* **WHAT NEEDS TO BE DONE**
Copy the material below line for line, without changing anything.
━━━━━ SUPPLIED INFORMATION ━━━━━
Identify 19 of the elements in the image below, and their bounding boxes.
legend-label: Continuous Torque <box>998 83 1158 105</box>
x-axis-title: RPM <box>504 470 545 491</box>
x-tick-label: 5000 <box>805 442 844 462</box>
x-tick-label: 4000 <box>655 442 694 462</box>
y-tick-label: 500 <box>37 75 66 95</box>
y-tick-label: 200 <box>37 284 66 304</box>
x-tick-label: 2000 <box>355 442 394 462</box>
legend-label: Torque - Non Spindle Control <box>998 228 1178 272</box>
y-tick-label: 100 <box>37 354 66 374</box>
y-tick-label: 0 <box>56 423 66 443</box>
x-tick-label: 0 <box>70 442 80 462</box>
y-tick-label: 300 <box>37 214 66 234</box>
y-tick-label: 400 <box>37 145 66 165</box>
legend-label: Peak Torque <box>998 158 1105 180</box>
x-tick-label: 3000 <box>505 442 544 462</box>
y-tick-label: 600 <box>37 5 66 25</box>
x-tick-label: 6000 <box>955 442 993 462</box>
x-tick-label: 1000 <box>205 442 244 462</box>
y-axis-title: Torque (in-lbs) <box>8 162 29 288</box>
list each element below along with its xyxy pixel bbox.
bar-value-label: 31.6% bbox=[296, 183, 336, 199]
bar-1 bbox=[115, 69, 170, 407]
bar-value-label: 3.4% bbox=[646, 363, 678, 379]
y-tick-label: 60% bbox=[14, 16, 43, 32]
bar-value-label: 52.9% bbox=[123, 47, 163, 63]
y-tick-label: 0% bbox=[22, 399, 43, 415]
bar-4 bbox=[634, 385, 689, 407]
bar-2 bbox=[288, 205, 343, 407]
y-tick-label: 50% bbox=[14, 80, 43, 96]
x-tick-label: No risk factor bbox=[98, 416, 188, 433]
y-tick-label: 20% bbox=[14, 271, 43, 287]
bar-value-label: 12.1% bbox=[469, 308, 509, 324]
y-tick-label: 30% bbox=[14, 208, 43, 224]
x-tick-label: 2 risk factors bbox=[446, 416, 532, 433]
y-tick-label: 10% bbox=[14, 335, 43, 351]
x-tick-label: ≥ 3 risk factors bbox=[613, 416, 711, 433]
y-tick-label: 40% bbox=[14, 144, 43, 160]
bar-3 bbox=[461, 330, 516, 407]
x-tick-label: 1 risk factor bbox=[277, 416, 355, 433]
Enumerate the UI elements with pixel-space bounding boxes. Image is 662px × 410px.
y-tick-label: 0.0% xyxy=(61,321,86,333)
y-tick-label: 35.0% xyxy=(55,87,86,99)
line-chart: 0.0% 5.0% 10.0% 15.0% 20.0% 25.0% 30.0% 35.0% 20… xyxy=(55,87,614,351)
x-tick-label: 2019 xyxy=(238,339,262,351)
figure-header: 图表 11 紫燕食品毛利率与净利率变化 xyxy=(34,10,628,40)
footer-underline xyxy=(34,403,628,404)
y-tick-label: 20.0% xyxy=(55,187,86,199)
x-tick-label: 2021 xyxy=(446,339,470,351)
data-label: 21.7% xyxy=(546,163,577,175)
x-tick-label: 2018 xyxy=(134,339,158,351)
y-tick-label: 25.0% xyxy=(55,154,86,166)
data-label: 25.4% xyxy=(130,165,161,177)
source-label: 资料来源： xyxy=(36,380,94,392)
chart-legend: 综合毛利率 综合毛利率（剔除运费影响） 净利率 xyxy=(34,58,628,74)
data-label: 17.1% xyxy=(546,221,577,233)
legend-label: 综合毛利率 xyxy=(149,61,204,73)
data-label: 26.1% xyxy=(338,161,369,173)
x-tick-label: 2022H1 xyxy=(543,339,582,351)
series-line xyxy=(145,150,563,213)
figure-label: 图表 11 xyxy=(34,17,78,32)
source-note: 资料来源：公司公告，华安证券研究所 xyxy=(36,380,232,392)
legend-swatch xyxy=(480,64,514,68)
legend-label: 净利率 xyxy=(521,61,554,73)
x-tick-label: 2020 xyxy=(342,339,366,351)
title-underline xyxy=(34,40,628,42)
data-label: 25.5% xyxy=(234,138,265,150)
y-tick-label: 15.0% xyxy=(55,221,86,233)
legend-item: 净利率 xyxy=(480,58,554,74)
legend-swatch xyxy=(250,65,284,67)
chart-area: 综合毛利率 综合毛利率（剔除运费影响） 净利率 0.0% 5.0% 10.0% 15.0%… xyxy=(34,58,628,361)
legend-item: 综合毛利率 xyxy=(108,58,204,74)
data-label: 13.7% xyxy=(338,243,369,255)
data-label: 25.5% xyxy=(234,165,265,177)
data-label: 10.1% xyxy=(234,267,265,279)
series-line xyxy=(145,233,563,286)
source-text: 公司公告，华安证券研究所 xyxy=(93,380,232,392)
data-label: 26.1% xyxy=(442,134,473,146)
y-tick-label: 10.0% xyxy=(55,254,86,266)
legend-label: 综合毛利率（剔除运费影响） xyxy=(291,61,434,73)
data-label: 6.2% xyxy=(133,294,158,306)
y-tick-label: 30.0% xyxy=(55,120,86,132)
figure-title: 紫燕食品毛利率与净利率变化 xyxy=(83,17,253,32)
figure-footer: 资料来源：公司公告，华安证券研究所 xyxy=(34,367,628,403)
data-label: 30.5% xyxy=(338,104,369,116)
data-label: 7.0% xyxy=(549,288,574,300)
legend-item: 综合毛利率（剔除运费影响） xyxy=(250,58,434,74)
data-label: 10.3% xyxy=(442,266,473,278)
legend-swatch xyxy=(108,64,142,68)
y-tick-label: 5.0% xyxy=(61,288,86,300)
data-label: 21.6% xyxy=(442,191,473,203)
━━━━━
* **THE OUTPUT**
Identify 19 of the elements in the image below, and their bounding boxes.
legend-label: Continuous Torque <box>998 83 1158 105</box>
x-axis-title: RPM <box>504 470 545 491</box>
x-tick-label: 5000 <box>805 442 844 462</box>
x-tick-label: 4000 <box>655 442 694 462</box>
y-tick-label: 500 <box>37 75 66 95</box>
y-tick-label: 200 <box>37 284 66 304</box>
x-tick-label: 2000 <box>355 442 394 462</box>
legend-label: Torque - Non Spindle Control <box>998 228 1178 272</box>
y-tick-label: 100 <box>37 354 66 374</box>
y-tick-label: 0 <box>56 423 66 443</box>
x-tick-label: 0 <box>70 442 80 462</box>
y-tick-label: 300 <box>37 214 66 234</box>
y-tick-label: 400 <box>37 145 66 165</box>
legend-label: Peak Torque <box>998 158 1105 180</box>
x-tick-label: 3000 <box>505 442 544 462</box>
y-tick-label: 600 <box>37 5 66 25</box>
x-tick-label: 6000 <box>955 442 993 462</box>
x-tick-label: 1000 <box>205 442 244 462</box>
y-axis-title: Torque (in-lbs) <box>8 162 29 288</box>
list each element below along with its xyxy pixel bbox.
bar-value-label: 31.6% bbox=[296, 183, 336, 199]
bar-1 bbox=[115, 69, 170, 407]
bar-value-label: 3.4% bbox=[646, 363, 678, 379]
y-tick-label: 60% bbox=[14, 16, 43, 32]
bar-value-label: 52.9% bbox=[123, 47, 163, 63]
y-tick-label: 0% bbox=[22, 399, 43, 415]
bar-4 bbox=[634, 385, 689, 407]
bar-2 bbox=[288, 205, 343, 407]
y-tick-label: 50% bbox=[14, 80, 43, 96]
x-tick-label: No risk factor bbox=[98, 416, 188, 433]
y-tick-label: 20% bbox=[14, 271, 43, 287]
bar-value-label: 12.1% bbox=[469, 308, 509, 324]
y-tick-label: 30% bbox=[14, 208, 43, 224]
x-tick-label: 2 risk factors bbox=[446, 416, 532, 433]
y-tick-label: 10% bbox=[14, 335, 43, 351]
x-tick-label: ≥ 3 risk factors bbox=[613, 416, 711, 433]
y-tick-label: 40% bbox=[14, 144, 43, 160]
bar-3 bbox=[461, 330, 516, 407]
x-tick-label: 1 risk factor bbox=[277, 416, 355, 433]
Enumerate the UI elements with pixel-space bounding boxes. Image is 662px × 410px.
y-tick-label: 0.0% xyxy=(61,321,86,333)
y-tick-label: 35.0% xyxy=(55,87,86,99)
line-chart: 0.0% 5.0% 10.0% 15.0% 20.0% 25.0% 30.0% 35.0% 20… xyxy=(55,87,614,351)
x-tick-label: 2019 xyxy=(238,339,262,351)
figure-header: 图表 11 紫燕食品毛利率与净利率变化 xyxy=(34,10,628,40)
footer-underline xyxy=(34,403,628,404)
y-tick-label: 20.0% xyxy=(55,187,86,199)
x-tick-label: 2021 xyxy=(446,339,470,351)
data-label: 21.7% xyxy=(546,163,577,175)
x-tick-label: 2018 xyxy=(134,339,158,351)
y-tick-label: 25.0% xyxy=(55,154,86,166)
data-label: 25.4% xyxy=(130,165,161,177)
source-label: 资料来源： xyxy=(36,380,94,392)
chart-legend: 综合毛利率 综合毛利率（剔除运费影响） 净利率 xyxy=(34,58,628,74)
data-label: 17.1% xyxy=(546,221,577,233)
legend-label: 综合毛利率 xyxy=(149,61,204,73)
data-label: 26.1% xyxy=(338,161,369,173)
x-tick-label: 2022H1 xyxy=(543,339,582,351)
series-line xyxy=(145,150,563,213)
figure-label: 图表 11 xyxy=(34,17,78,32)
source-note: 资料来源：公司公告，华安证券研究所 xyxy=(36,380,232,392)
legend-swatch xyxy=(480,64,514,68)
legend-label: 净利率 xyxy=(521,61,554,73)
x-tick-label: 2020 xyxy=(342,339,366,351)
title-underline xyxy=(34,40,628,42)
data-label: 25.5% xyxy=(234,138,265,150)
y-tick-label: 15.0% xyxy=(55,221,86,233)
legend-item: 净利率 xyxy=(480,58,554,74)
legend-swatch xyxy=(250,65,284,67)
chart-area: 综合毛利率 综合毛利率（剔除运费影响） 净利率 0.0% 5.0% 10.0% 15.0%… xyxy=(34,58,628,361)
legend-item: 综合毛利率 xyxy=(108,58,204,74)
data-label: 13.7% xyxy=(338,243,369,255)
data-label: 25.5% xyxy=(234,165,265,177)
data-label: 10.1% xyxy=(234,267,265,279)
series-line xyxy=(145,233,563,286)
source-text: 公司公告，华安证券研究所 xyxy=(93,380,232,392)
data-label: 26.1% xyxy=(442,134,473,146)
y-tick-label: 10.0% xyxy=(55,254,86,266)
legend-label: 综合毛利率（剔除运费影响） xyxy=(291,61,434,73)
data-label: 6.2% xyxy=(133,294,158,306)
y-tick-label: 30.0% xyxy=(55,120,86,132)
figure-title: 紫燕食品毛利率与净利率变化 xyxy=(83,17,253,32)
figure-footer: 资料来源：公司公告，华安证券研究所 xyxy=(34,367,628,403)
data-label: 30.5% xyxy=(338,104,369,116)
data-label: 7.0% xyxy=(549,288,574,300)
legend-item: 综合毛利率（剔除运费影响） xyxy=(250,58,434,74)
data-label: 10.3% xyxy=(442,266,473,278)
legend-swatch xyxy=(108,64,142,68)
y-tick-label: 5.0% xyxy=(61,288,86,300)
data-label: 21.6% xyxy=(442,191,473,203)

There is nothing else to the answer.